TASK TO COMPLETE.
Check every line of the data below for the string "přestaveným", and copy the ones that hold it.

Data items
————————
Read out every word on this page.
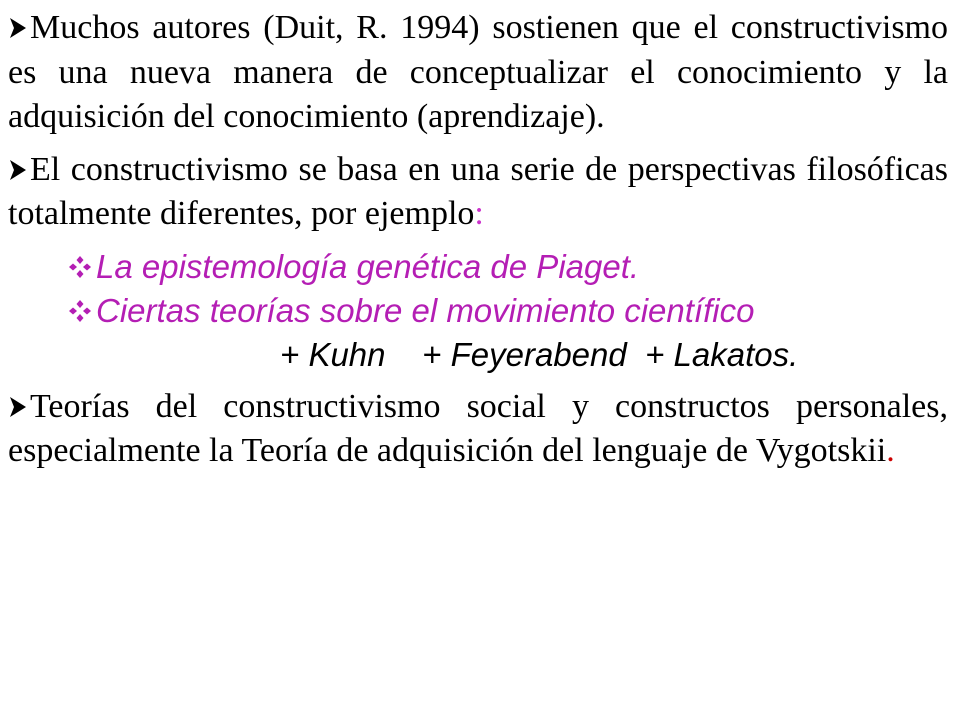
Muchos autores (Duit, R. 1994) sostienen que el constructivismo es una nueva manera de conceptualizar el conocimiento y la adquisición del conocimiento (aprendizaje).

El constructivismo se basa en una serie de perspectivas filosóficas totalmente diferentes, por ejemplo:

La epistemología genética de Piaget.

Ciertas teorías sobre el movimiento científico

+ Kuhn    + Feyerabend  + Lakatos.

Teorías del constructivismo social y constructos personales, especialmente la Teoría de adquisición del lenguaje de Vygotskii.
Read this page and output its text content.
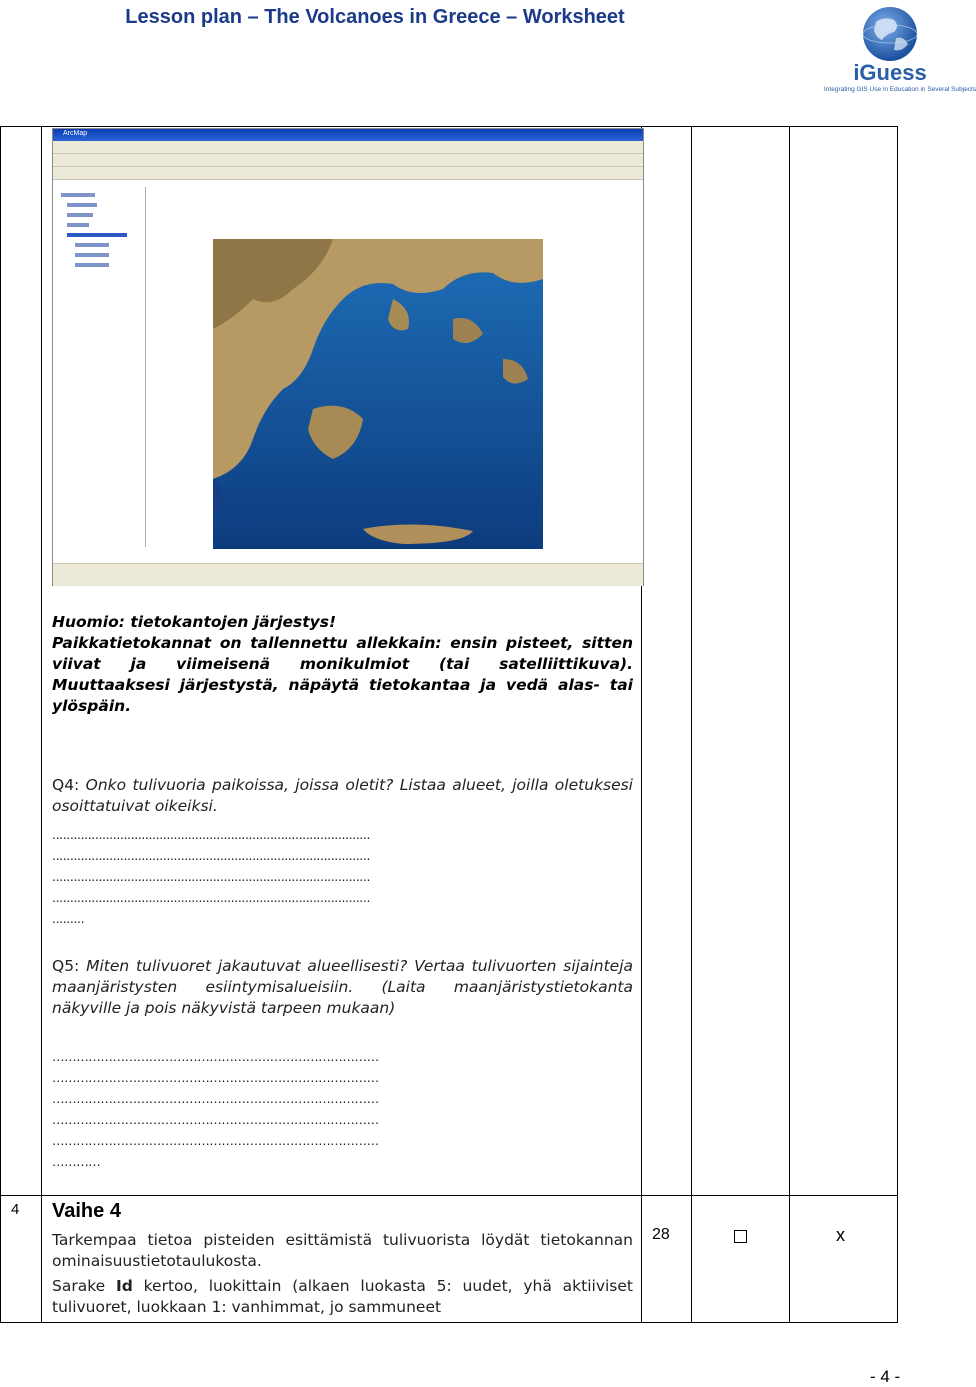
Lesson plan – The Volcanoes in Greece – Worksheet
iGuess
Integrating GIS Use in Education in Several Subjects
ArcMap
Huomio: tietokantojen järjestys!
Paikkatietokannat on tallennettu allekkain: ensin pisteet, sitten viivat ja viimeisenä monikulmiot (tai satelliittikuva). Muuttaaksesi järjestystä, näpäytä tietokantaa ja vedä alas- tai ylöspäin.
Q4: Onko tulivuoria paikoissa, joissa oletit? Listaa alueet, joilla oletuksesi osoittatuivat oikeiksi.
.........................................................................................
.........................................................................................
.........................................................................................
.........................................................................................
.........
Q5: Miten tulivuoret jakautuvat alueellisesti? Vertaa tulivuorten sijainteja maanjäristysten esiintymisalueisiin. (Laita maanjäristystietokanta näkyville ja pois näkyvistä tarpeen mukaan)
………………………………………………………………………
………………………………………………………………………
………………………………………………………………………
………………………………………………………………………
………………………………………………………………………
…………
4 Vaihe 4
Tarkempaa tietoa pisteiden esittämistä tulivuorista löydät tietokannan ominaisuustietotaulukosta.
Sarake Id kertoo, luokittain (alkaen luokasta 5: uudet, yhä aktiiviset tulivuoret, luokkaan 1: vanhimmat, jo sammuneet
28	x
- 4 -
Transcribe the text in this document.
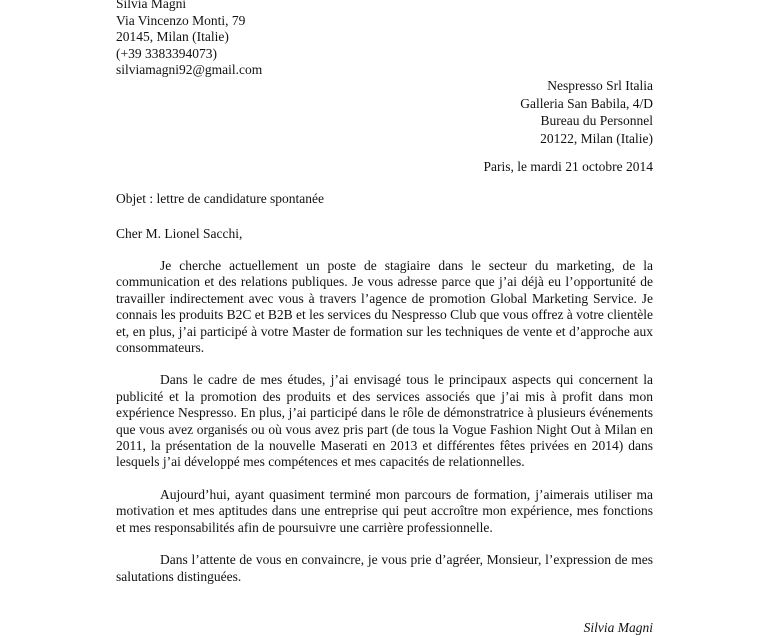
Silvia Magni
Via Vincenzo Monti, 79
20145, Milan (Italie)
(+39 3383394073)
silviamagni92@gmail.com
Nespresso Srl Italia
Galleria San Babila, 4/D
Bureau du Personnel
20122, Milan (Italie)
Paris, le mardi 21 octobre 2014
Objet : lettre de candidature spontanée
Cher M. Lionel Sacchi,

Je cherche actuellement un poste de stagiaire dans le secteur du marketing, de la communication et des relations publiques. Je vous adresse parce que j’ai déjà eu l’opportunité de travailler indirectement avec vous à travers l’agence de promotion Global Marketing Service. Je connais les produits B2C et B2B et les services du Nespresso Club que vous offrez à votre clientèle et, en plus, j’ai participé à votre Master de formation sur les techniques de vente et d’approche aux consommateurs.

Dans le cadre de mes études, j’ai envisagé tous le principaux aspects qui concernent la publicité et la promotion des produits et des services associés que j’ai mis à profit dans mon expérience Nespresso. En plus, j’ai participé dans le rôle de démonstratrice à plusieurs événements que vous avez organisés ou où vous avez pris part (de tous la Vogue Fashion Night Out à Milan en 2011, la présentation de la nouvelle Maserati en 2013 et différentes fêtes privées en 2014) dans lesquels j’ai développé mes compétences et mes capacités de relationnelles.

Aujourd’hui, ayant quasiment terminé mon parcours de formation, j’aimerais utiliser ma motivation et mes aptitudes dans une entreprise qui peut accroître mon expérience, mes fonctions et mes responsabilités afin de poursuivre une carrière professionnelle.

Dans l’attente de vous en convaincre, je vous prie d’agréer, Monsieur, l’expression de mes salutations distinguées.

Silvia Magni
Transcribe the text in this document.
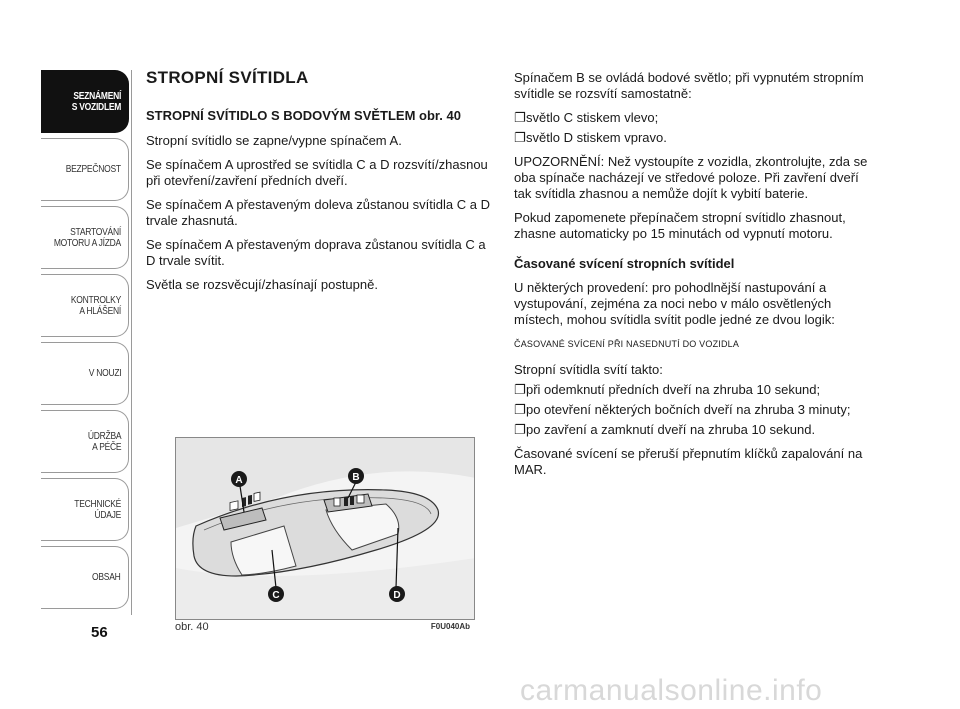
SEZNÁMENÍ
S VOZIDLEM
BEZPEČNOST
STARTOVÁNÍ
MOTORU A JÍZDA
KONTROLKY
A HLÁŠENÍ
V NOUZI
ÚDRŽBA
A PÉČE
TECHNICKÉ
ÚDAJE
OBSAH
56
STROPNÍ SVÍTIDLA
STROPNÍ SVÍTIDLO S BODOVÝM SVĚTLEM obr. 40

Stropní svítidlo se zapne/vypne spínačem A.

Se spínačem A uprostřed se svítidla C a D rozsvítí/zhasnou při otevření/zavření předních dveří.

Se spínačem A přestaveným doleva zůstanou svítidla C a D trvale zhasnutá.

Se spínačem A přestaveným doprava zůstanou svítidla C a D trvale svítit.

Světla se rozsvěcují/zhasínají postupně.

A	B
C	D
obr. 40	F0U040Ab

Spínačem B se ovládá bodové světlo; při vypnutém stropním svítidle se rozsvítí samostatně:

❐ světlo C stiskem vlevo;
❐ světlo D stiskem vpravo.

UPOZORNĚNÍ: Než vystoupíte z vozidla, zkontrolujte, zda se oba spínače nacházejí ve středové poloze. Při zavření dveří tak svítidla zhasnou a nemůže dojít k vybití baterie.

Pokud zapomenete přepínačem stropní svítidlo zhasnout, zhasne automaticky po 15 minutách od vypnutí motoru.

Časované svícení stropních svítidel

U některých provedení: pro pohodlnější nastupování a vystupování, zejména za noci nebo v málo osvětlených místech, mohou svítidla svítit podle jedné ze dvou logik:

ČASOVANÉ SVÍCENÍ PŘI NASEDNUTÍ DO VOZIDLA

Stropní svítidla svítí takto:

❐ při odemknutí předních dveří na zhruba 10 sekund;
❐ po otevření některých bočních dveří na zhruba 3 minuty;
❐ po zavření a zamknutí dveří na zhruba 10 sekund.

Časované svícení se přeruší přepnutím klíčků zapalování na MAR.

carmanualsonline.info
————————
RESPONSE.
Se spínačem A přestaveným doleva zůstanou svítidla C a D trvale zhasnutá.
Se spínačem A přestaveným doprava zůstanou svítidla C a D trvale svítit.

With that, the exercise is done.